Record set —
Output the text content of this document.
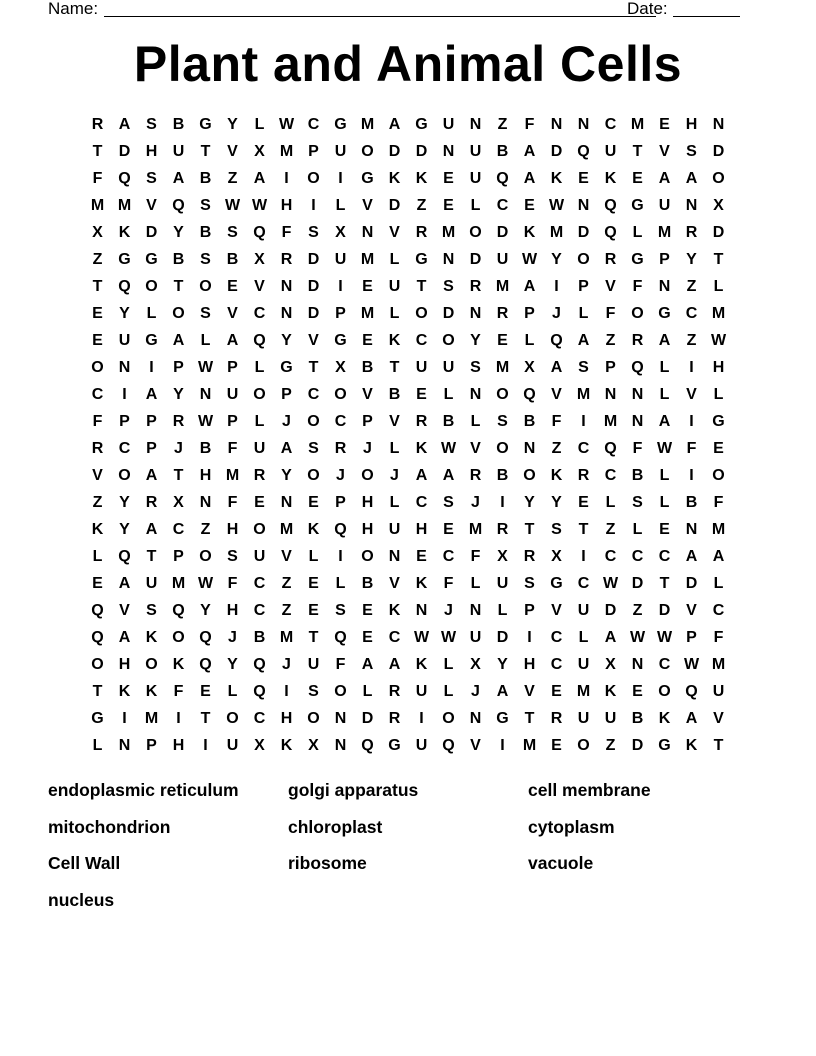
Name:	Date:
Plant and Animal Cells
R A S B G Y	L W C G M A G U N	Z	F	N N C M E H N
T	D H U	T	V	X M P U O D D N U B A D Q U	T	V	S D
F Q S A B	Z	A	I	O	I	G K K E U Q A K E K E A A O
M M V Q S W W H	I	L	V D	Z	E	L	C E W N Q G U N X
X K D Y B S Q F	S	X N V R M O D K M D Q L M R D
Z G G B S B X R D U M L G N D U W Y O R G P	Y	T
T Q O T O E	V N D	I	E U	T	S R M A	I	P	V	F	N	Z	L
E	Y	L O S	V C N D P M L O D N R P	J	L	F O G C M
E U G A	L	A Q Y	V G E K C O Y	E	L Q A	Z	R A	Z W
O N	I	P W P	L G T	X B	T	U U S M X A S	P Q L	I	H
C	I	A Y N U O P C O V B E	L	N O Q V M N N	L	V	L
F	P	P R W P	L	J	O C P	V R B	L	S B	F	I	M N A	I	G
R C P	J	B	F	U A S R	J	L	K W V O N	Z	C Q F W F	E
V O A	T	H M R Y O	J	O	J	A A R B O K R C B	L	I	O
Z	Y R X N	F	E N E	P H	L	C S	J	I	Y	Y	E	L	S	L	B	F
K Y A C	Z	H O M K Q H U H E M R	T	S	T	Z	L	E N M
L Q T	P O S U V	L	I	O N E C	F	X R X	I	C C C A A
E A U M W F	C	Z	E	L	B V K	F	L	U S G C W D	T	D	L
Q V	S Q Y H C	Z	E	S	E K N	J	N	L	P	V U D	Z	D V C
Q A K O Q	J	B M T Q E C W W U D	I	C	L	A W W P	F
O H O K Q Y Q	J	U	F	A A K	L	X	Y H C U X N C W M
T	K K	F	E	L Q	I	S O L	R U	L	J	A V	E M K E O Q U
G	I	M	I	T O C H O N D R	I	O N G T	R U U B K A V
L	N P H	I	U X K X N Q G U Q V	I	M E O Z	D G K	T
endoplasmic reticulum	golgi apparatus	cell membrane
mitochondrion	chloroplast	cytoplasm
Cell Wall	ribosome	vacuole
nucleus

Your assignment — Copy out all the records exactly, excluding pictures.

Your response —
Output the text content of this document.
Name:	Date:
Plant and Animal Cells
R A S B G Y	L W C G M A G U N	Z	F	N N C M E H N
T	D H U	T	V	X M P U O D D N U B A D Q U	T	V	S D
F Q S A B	Z	A	I	O	I	G K K E U Q A K E K E A A O
M M V Q S W W H	I	L	V D	Z	E	L	C E W N Q G U N X
X K D Y B S Q F	S	X N V R M O D K M D Q L M R D
Z G G B S B X R D U M L G N D U W Y O R G P	Y	T
T Q O T O E	V N D	I	E U	T	S R M A	I	P	V	F	N	Z	L
E	Y	L O S	V C N D P M L O D N R P	J	L	F O G C M
E U G A	L	A Q Y	V G E K C O Y	E	L Q A	Z	R A	Z W
O N	I	P W P	L G T	X B	T	U U S M X A S	P Q L	I	H
C	I	A Y N U O P C O V B E	L	N O Q V M N N	L	V	L
F	P	P R W P	L	J	O C P	V R B	L	S B	F	I	M N A	I	G
R C P	J	B	F	U A S R	J	L	K W V O N	Z	C Q F W F	E
V O A	T	H M R Y O	J	O	J	A A R B O K R C B	L	I	O
Z	Y R X N	F	E N E	P H	L	C S	J	I	Y	Y	E	L	S	L	B	F
K Y A C	Z	H O M K Q H U H E M R	T	S	T	Z	L	E N M
L Q T	P O S U V	L	I	O N E C	F	X R X	I	C C C A A
E A U M W F	C	Z	E	L	B V K	F	L	U S G C W D	T	D	L
Q V	S Q Y H C	Z	E	S	E K N	J	N	L	P	V U D	Z	D V C
Q A K O Q	J	B M T Q E C W W U D	I	C	L	A W W P	F
O H O K Q Y Q	J	U	F	A A K	L	X	Y H C U X N C W M
T	K K	F	E	L Q	I	S O L	R U	L	J	A V	E M K E O Q U
G	I	M	I	T O C H O N D R	I	O N G T	R U U B K A V
L	N P H	I	U X K X N Q G U Q V	I	M E O Z	D G K	T
endoplasmic reticulum	golgi apparatus	cell membrane
mitochondrion	chloroplast	cytoplasm
Cell Wall	ribosome	vacuole
nucleus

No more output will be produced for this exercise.